Transcribe the records in full, keeping every character as it is.
(Provided records)
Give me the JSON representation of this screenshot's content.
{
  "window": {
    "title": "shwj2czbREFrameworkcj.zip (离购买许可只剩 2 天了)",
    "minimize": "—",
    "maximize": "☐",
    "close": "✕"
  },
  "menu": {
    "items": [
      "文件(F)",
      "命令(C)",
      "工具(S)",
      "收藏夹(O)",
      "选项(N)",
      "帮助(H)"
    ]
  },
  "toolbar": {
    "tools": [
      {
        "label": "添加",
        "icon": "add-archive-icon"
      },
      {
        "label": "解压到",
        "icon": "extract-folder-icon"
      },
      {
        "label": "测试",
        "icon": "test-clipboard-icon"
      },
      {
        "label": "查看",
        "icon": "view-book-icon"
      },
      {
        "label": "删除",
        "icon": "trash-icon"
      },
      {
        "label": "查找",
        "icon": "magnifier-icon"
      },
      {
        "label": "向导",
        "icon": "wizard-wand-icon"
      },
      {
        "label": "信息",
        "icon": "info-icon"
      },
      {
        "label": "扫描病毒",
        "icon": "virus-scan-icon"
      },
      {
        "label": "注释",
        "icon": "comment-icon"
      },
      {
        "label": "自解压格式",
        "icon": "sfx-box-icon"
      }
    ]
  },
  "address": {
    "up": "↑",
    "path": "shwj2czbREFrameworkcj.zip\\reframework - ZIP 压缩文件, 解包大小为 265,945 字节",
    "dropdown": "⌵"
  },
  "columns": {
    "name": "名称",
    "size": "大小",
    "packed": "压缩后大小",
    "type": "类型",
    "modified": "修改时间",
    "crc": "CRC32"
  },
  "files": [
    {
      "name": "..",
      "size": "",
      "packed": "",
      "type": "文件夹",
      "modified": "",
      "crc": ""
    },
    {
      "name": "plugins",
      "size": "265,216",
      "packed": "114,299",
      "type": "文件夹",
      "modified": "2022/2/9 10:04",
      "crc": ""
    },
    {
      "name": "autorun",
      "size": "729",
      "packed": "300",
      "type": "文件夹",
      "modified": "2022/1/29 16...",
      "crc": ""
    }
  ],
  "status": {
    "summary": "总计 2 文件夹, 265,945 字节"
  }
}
(End Provided records)
**Solution**:
Give me the JSON representation of this screenshot's content.
{
  "window": {
    "title": "shwj2czbREFrameworkcj.zip (离购买许可只剩 2 天了)",
    "minimize": "—",
    "maximize": "☐",
    "close": "✕"
  },
  "menu": {
    "items": [
      "文件(F)",
      "命令(C)",
      "工具(S)",
      "收藏夹(O)",
      "选项(N)",
      "帮助(H)"
    ]
  },
  "toolbar": {
    "tools": [
      {
        "label": "添加",
        "icon": "add-archive-icon"
      },
      {
        "label": "解压到",
        "icon": "extract-folder-icon"
      },
      {
        "label": "测试",
        "icon": "test-clipboard-icon"
      },
      {
        "label": "查看",
        "icon": "view-book-icon"
      },
      {
        "label": "删除",
        "icon": "trash-icon"
      },
      {
        "label": "查找",
        "icon": "magnifier-icon"
      },
      {
        "label": "向导",
        "icon": "wizard-wand-icon"
      },
      {
        "label": "信息",
        "icon": "info-icon"
      },
      {
        "label": "扫描病毒",
        "icon": "virus-scan-icon"
      },
      {
        "label": "注释",
        "icon": "comment-icon"
      },
      {
        "label": "自解压格式",
        "icon": "sfx-box-icon"
      }
    ]
  },
  "address": {
    "up": "↑",
    "path": "shwj2czbREFrameworkcj.zip\\reframework - ZIP 压缩文件, 解包大小为 265,945 字节",
    "dropdown": "⌵"
  },
  "columns": {
    "name": "名称",
    "size": "大小",
    "packed": "压缩后大小",
    "type": "类型",
    "modified": "修改时间",
    "crc": "CRC32"
  },
  "files": [
    {
      "name": "..",
      "size": "",
      "packed": "",
      "type": "文件夹",
      "modified": "",
      "crc": ""
    },
    {
      "name": "plugins",
      "size": "265,216",
      "packed": "114,299",
      "type": "文件夹",
      "modified": "2022/2/9 10:04",
      "crc": ""
    },
    {
      "name": "autorun",
      "size": "729",
      "packed": "300",
      "type": "文件夹",
      "modified": "2022/1/29 16...",
      "crc": ""
    }
  ],
  "status": {
    "summary": "总计 2 文件夹, 265,945 字节"
  }
}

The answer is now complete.